## GIVEN INSTRUCTION
Seek out every line containing the word "мест", and copy each.

+===+

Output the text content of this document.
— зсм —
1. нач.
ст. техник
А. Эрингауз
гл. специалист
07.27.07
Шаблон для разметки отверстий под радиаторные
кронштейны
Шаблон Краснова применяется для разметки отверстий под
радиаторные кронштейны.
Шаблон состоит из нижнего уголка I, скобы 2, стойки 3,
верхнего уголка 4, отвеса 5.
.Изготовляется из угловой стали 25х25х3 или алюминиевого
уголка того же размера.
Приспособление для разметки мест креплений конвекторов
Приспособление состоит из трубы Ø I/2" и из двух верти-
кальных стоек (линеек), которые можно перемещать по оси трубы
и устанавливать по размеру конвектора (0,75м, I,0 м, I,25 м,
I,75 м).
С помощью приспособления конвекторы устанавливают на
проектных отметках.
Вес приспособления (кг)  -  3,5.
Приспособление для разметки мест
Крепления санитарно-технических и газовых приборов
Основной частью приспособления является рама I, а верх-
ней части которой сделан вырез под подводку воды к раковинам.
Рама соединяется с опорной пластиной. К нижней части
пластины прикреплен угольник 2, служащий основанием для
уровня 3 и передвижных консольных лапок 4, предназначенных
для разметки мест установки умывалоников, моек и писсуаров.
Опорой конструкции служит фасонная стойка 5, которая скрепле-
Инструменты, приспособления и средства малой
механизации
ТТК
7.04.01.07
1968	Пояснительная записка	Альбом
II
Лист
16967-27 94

+===+

## RESULT
Приспособление для разметки мест креплений конвекторов
Приспособление для разметки мест
для разметки мест установки умывалоников, моек и писсуаров.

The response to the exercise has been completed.